[Stated task] Would you copy only the lines below, from the one containing "Transcribe this image's" through the very last one, leaving the pictures out?

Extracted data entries
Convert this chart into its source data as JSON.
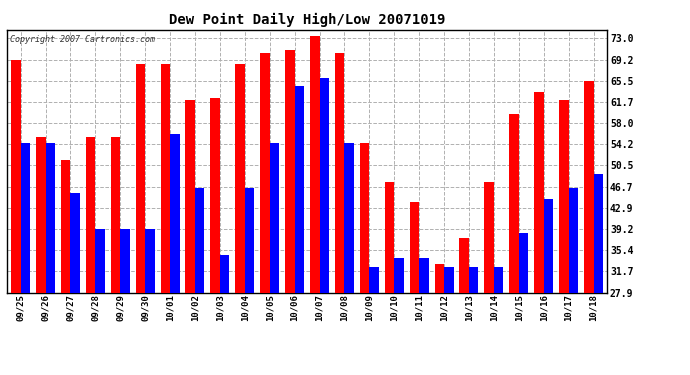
{
  "title": "Dew Point Daily High/Low 20071019",
  "copyright": "Copyright 2007 Cartronics.com",
  "dates": [
    "09/25",
    "09/26",
    "09/27",
    "09/28",
    "09/29",
    "09/30",
    "10/01",
    "10/02",
    "10/03",
    "10/04",
    "10/05",
    "10/06",
    "10/07",
    "10/08",
    "10/09",
    "10/10",
    "10/11",
    "10/12",
    "10/13",
    "10/14",
    "10/15",
    "10/16",
    "10/17",
    "10/18"
  ],
  "highs": [
    69.2,
    55.5,
    51.5,
    55.5,
    55.5,
    68.5,
    68.5,
    62.0,
    62.5,
    68.5,
    70.5,
    71.0,
    73.5,
    70.5,
    54.5,
    47.5,
    44.0,
    33.0,
    37.5,
    47.5,
    59.5,
    63.5,
    62.0,
    65.5
  ],
  "lows": [
    54.5,
    54.5,
    45.5,
    39.2,
    39.2,
    39.2,
    56.0,
    46.5,
    34.5,
    46.5,
    54.5,
    64.5,
    66.0,
    54.5,
    32.5,
    34.0,
    34.0,
    32.5,
    32.5,
    32.5,
    38.5,
    44.5,
    46.5,
    49.0
  ],
  "high_color": "#ff0000",
  "low_color": "#0000ff",
  "bg_color": "#ffffff",
  "plot_bg_color": "#ffffff",
  "grid_color": "#b0b0b0",
  "yticks": [
    27.9,
    31.7,
    35.4,
    39.2,
    42.9,
    46.7,
    50.5,
    54.2,
    58.0,
    61.7,
    65.5,
    69.2,
    73.0
  ],
  "ymin": 27.9,
  "ymax": 74.5,
  "bar_width": 0.38
}
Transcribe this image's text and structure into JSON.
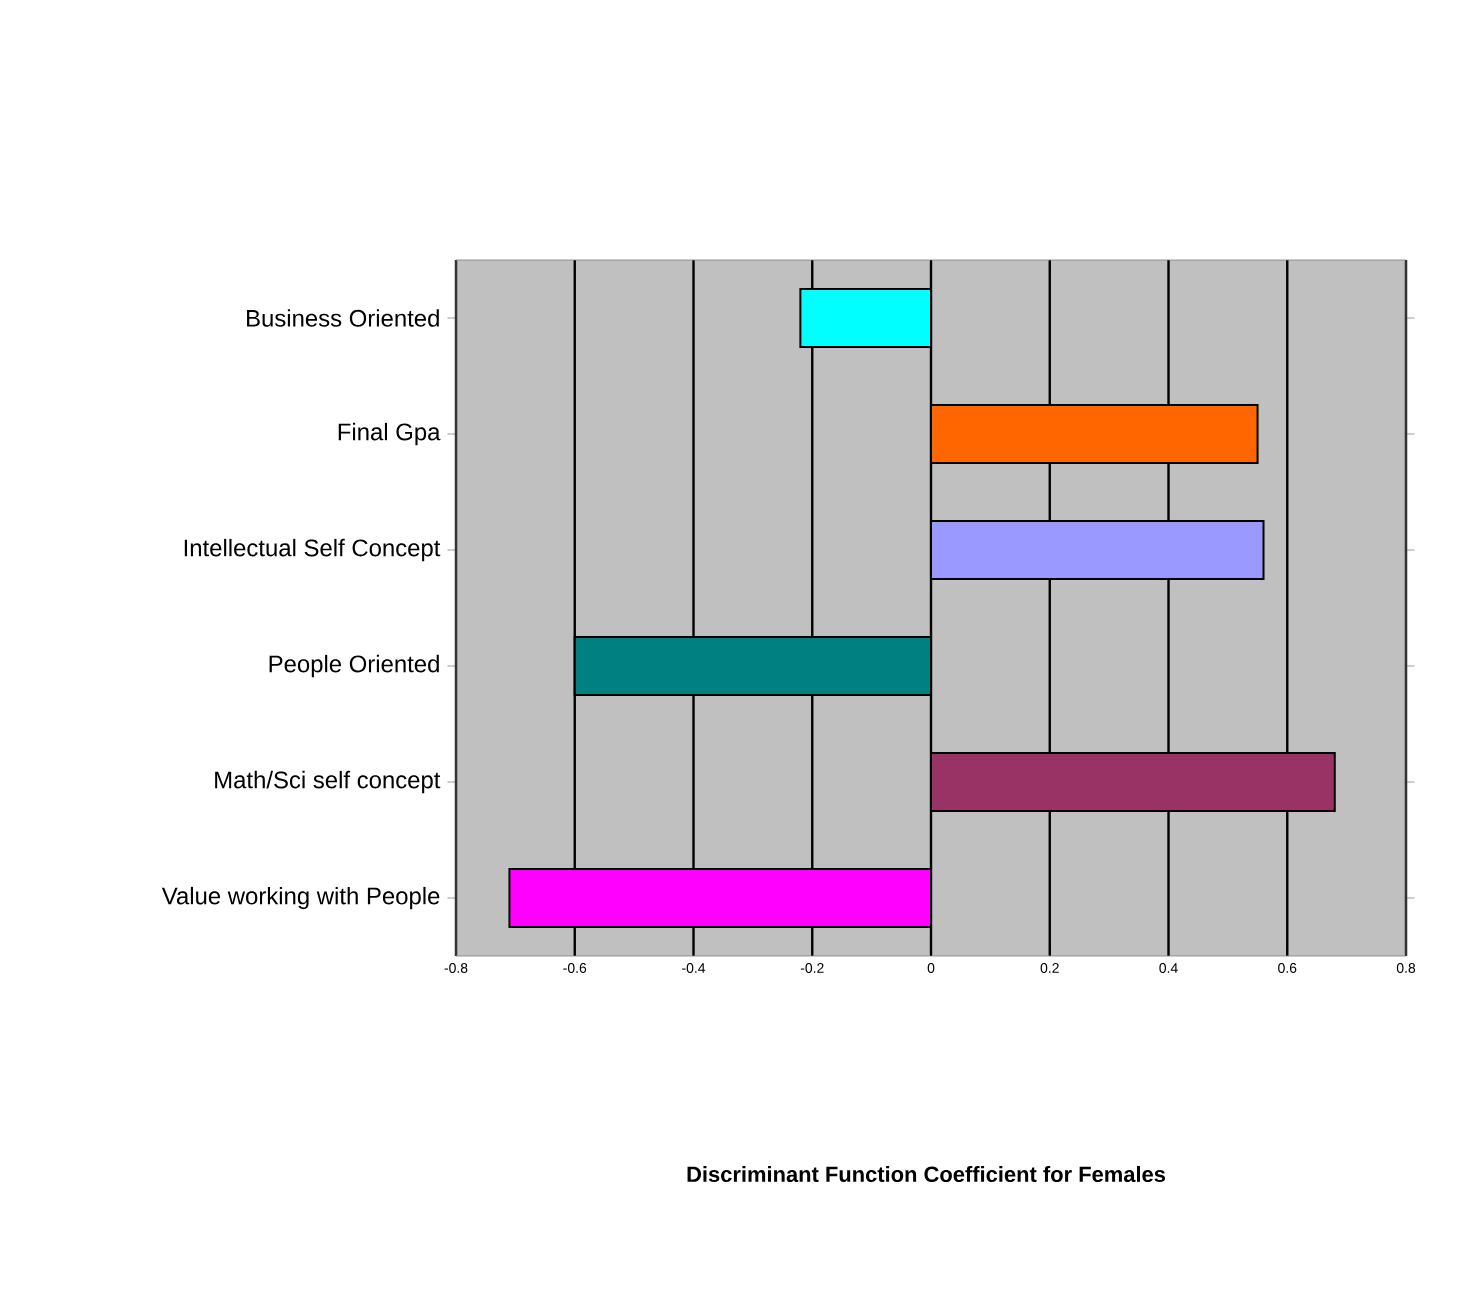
{
  "chart_data": {
    "type": "bar",
    "orientation": "horizontal",
    "annotations": [
      "Discriminant Function Coefficient for Females"
    ],
    "categories": [
      "Business Oriented",
      "Final Gpa",
      "Intellectual Self Concept",
      "People Oriented",
      "Math/Sci self concept",
      "Value working with People"
    ],
    "values": [
      -0.22,
      0.55,
      0.56,
      -0.6,
      0.68,
      -0.71
    ],
    "colors": [
      "#00ffff",
      "#ff6600",
      "#9999ff",
      "#008080",
      "#993366",
      "#ff00ff"
    ],
    "xlim": [
      -0.8,
      0.8
    ],
    "xticks": [
      -0.8,
      -0.6,
      -0.4,
      -0.2,
      0,
      0.2,
      0.4,
      0.6,
      0.8
    ],
    "grid": "x"
  }
}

[Result of this task]
Transcribe this image's text and structure into JSON.
{
  "chart_data": {
    "type": "bar",
    "orientation": "horizontal",
    "annotations": [
      "Discriminant Function Coefficient for Females"
    ],
    "categories": [
      "Business Oriented",
      "Final Gpa",
      "Intellectual Self Concept",
      "People Oriented",
      "Math/Sci self concept",
      "Value working with People"
    ],
    "values": [
      -0.22,
      0.55,
      0.56,
      -0.6,
      0.68,
      -0.71
    ],
    "colors": [
      "#00ffff",
      "#ff6600",
      "#9999ff",
      "#008080",
      "#993366",
      "#ff00ff"
    ],
    "xlim": [
      -0.8,
      0.8
    ],
    "xticks": [
      -0.8,
      -0.6,
      -0.4,
      -0.2,
      0,
      0.2,
      0.4,
      0.6,
      0.8
    ],
    "grid": "x"
  }
}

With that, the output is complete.